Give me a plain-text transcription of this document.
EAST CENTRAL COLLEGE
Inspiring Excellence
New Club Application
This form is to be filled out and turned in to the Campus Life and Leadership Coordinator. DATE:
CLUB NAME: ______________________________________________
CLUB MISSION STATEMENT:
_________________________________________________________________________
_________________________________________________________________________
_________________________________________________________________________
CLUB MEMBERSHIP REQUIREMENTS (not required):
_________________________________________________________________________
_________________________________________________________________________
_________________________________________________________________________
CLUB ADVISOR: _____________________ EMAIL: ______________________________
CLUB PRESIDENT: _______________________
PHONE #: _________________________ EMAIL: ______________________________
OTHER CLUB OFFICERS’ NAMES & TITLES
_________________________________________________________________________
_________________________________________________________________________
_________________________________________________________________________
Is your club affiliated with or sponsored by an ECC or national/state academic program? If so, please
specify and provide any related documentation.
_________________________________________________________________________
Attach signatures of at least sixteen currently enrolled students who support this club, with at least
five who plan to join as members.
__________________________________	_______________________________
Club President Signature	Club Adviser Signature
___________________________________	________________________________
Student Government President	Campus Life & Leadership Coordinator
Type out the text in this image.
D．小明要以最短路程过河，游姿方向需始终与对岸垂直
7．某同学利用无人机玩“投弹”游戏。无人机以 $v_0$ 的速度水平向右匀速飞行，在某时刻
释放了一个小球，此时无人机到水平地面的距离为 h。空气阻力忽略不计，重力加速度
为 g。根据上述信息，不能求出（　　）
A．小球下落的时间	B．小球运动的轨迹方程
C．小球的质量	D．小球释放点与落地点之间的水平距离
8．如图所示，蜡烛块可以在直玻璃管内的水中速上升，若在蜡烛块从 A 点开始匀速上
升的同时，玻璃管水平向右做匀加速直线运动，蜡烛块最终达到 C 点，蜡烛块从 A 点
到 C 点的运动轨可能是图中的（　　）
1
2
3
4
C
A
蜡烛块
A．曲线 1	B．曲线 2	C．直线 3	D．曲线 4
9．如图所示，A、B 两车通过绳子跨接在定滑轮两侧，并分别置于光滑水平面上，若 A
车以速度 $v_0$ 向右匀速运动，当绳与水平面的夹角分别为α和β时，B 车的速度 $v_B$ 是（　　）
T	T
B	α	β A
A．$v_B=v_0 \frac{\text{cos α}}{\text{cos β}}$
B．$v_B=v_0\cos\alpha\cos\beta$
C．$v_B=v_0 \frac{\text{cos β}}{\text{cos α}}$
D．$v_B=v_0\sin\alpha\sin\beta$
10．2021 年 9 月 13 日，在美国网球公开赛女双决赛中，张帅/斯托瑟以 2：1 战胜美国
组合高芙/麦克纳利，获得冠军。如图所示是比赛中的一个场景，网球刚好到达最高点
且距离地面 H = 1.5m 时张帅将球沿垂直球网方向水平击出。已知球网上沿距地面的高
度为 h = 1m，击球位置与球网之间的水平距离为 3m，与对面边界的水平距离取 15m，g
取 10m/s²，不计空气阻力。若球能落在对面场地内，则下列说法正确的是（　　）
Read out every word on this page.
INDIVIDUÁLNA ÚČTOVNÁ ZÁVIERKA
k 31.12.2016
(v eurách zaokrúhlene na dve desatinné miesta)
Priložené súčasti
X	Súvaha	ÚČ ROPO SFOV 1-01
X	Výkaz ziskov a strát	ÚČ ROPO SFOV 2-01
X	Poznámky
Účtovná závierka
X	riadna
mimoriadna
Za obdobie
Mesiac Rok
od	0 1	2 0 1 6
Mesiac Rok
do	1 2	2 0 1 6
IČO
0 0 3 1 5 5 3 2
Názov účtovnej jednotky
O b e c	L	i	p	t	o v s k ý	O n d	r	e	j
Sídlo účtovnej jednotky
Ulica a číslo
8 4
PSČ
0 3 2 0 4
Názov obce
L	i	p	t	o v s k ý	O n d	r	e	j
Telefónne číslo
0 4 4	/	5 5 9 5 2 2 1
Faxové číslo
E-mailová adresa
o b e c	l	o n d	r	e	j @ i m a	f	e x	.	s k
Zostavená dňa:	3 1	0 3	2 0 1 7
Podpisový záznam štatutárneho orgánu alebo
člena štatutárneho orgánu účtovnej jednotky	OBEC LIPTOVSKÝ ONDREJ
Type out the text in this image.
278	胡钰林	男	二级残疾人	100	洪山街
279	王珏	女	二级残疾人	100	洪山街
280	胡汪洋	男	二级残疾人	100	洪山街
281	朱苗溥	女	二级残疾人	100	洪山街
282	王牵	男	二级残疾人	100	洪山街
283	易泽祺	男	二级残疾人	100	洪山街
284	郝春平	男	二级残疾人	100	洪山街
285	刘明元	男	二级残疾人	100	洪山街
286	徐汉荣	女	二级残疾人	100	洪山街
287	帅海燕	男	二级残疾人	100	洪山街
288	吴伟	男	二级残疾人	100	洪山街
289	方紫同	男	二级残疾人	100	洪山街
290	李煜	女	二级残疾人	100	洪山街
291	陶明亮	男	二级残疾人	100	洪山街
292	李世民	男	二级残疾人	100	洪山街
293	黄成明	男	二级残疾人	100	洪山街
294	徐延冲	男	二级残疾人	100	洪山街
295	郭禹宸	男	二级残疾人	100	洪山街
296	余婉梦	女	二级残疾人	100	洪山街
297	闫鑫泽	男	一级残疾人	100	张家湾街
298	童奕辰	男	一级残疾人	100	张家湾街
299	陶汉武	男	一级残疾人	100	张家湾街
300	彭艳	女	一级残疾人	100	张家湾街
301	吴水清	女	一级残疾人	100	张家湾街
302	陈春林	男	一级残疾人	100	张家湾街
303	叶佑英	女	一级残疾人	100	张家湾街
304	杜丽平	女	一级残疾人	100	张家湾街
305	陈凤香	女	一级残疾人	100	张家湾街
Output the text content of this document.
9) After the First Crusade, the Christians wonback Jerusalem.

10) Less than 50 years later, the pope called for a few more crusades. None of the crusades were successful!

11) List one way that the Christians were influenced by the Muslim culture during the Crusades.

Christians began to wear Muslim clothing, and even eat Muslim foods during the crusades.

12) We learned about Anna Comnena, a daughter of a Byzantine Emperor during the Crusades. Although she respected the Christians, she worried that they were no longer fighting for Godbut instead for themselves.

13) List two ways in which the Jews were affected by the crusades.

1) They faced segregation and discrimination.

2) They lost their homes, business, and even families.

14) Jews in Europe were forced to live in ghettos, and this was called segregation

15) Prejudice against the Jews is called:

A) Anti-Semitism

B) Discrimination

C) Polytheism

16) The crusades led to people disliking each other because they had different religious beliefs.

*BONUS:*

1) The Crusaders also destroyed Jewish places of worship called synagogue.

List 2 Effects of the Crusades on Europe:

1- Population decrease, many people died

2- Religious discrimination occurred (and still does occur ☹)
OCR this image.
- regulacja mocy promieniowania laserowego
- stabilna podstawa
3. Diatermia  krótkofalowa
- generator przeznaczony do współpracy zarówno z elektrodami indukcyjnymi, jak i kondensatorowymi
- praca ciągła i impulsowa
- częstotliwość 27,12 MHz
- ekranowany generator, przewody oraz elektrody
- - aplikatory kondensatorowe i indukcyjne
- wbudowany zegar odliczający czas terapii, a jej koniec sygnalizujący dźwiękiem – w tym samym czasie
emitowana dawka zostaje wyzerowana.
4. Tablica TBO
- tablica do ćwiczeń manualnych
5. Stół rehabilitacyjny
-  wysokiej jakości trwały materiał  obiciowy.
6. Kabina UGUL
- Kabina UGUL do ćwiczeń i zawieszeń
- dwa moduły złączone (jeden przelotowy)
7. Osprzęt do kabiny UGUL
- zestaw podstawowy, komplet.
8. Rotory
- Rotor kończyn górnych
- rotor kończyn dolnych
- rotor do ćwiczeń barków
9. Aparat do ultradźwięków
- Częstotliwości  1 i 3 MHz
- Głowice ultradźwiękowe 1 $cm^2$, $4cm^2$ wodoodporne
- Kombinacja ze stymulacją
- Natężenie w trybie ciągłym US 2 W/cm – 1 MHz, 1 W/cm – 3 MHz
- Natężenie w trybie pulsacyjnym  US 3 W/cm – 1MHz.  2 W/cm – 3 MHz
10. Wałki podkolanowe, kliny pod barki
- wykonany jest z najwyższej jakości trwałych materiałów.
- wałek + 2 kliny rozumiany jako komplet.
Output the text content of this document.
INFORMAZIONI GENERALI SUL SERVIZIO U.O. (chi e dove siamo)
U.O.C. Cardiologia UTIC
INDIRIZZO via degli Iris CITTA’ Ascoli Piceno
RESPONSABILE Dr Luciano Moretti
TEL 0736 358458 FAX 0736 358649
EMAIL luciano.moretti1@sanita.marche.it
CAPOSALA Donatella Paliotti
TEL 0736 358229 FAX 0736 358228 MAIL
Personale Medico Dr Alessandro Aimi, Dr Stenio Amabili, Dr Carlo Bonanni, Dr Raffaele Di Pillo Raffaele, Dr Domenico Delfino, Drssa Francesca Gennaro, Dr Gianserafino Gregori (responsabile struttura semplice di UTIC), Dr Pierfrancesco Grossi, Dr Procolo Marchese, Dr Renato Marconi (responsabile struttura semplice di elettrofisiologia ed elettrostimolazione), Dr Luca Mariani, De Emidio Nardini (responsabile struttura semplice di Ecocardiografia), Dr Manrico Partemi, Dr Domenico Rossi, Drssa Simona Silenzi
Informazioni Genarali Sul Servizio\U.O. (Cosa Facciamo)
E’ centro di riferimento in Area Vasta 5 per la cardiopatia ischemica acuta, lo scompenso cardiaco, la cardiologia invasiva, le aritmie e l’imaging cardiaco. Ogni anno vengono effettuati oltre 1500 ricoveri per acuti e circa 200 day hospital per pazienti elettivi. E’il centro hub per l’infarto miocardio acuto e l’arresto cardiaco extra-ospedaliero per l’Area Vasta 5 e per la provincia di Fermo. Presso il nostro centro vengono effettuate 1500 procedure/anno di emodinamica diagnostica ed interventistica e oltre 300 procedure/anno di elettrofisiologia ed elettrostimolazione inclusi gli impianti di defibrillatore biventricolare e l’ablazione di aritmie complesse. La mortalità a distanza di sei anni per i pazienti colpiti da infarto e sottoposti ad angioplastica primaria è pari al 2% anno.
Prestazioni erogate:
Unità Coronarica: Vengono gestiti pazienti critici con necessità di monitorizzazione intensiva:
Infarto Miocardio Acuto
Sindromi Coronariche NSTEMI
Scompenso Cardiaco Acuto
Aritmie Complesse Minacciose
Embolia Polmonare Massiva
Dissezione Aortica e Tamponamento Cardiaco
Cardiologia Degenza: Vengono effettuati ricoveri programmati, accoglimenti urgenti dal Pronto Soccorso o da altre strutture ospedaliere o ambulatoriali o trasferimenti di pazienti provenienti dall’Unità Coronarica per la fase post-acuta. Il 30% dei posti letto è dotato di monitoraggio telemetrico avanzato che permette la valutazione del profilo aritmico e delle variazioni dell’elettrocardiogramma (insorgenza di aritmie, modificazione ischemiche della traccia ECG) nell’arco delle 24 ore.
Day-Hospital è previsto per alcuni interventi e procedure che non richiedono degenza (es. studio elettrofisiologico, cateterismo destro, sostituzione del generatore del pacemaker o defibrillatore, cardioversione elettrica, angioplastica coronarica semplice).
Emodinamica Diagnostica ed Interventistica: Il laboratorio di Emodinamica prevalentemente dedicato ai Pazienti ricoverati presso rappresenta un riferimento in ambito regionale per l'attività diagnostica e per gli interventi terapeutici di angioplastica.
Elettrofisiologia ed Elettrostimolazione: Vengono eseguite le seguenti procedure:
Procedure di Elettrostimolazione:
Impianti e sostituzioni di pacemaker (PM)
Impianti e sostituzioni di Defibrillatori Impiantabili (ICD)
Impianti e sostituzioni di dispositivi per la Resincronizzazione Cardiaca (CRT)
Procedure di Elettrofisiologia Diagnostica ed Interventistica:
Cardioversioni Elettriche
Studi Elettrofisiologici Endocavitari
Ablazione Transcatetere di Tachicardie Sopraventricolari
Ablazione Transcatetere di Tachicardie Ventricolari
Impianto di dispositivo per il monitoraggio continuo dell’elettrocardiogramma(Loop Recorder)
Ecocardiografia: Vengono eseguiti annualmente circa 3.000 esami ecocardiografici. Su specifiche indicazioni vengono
..........
Copy out every line of the material above that mentions the word "jednotky".

Right answer –
Názov účtovnej jednotky
Sídlo účtovnej jednotky
člena štatutárneho orgánu účtovnej jednotky	OBEC LIPTOVSKÝ ONDREJ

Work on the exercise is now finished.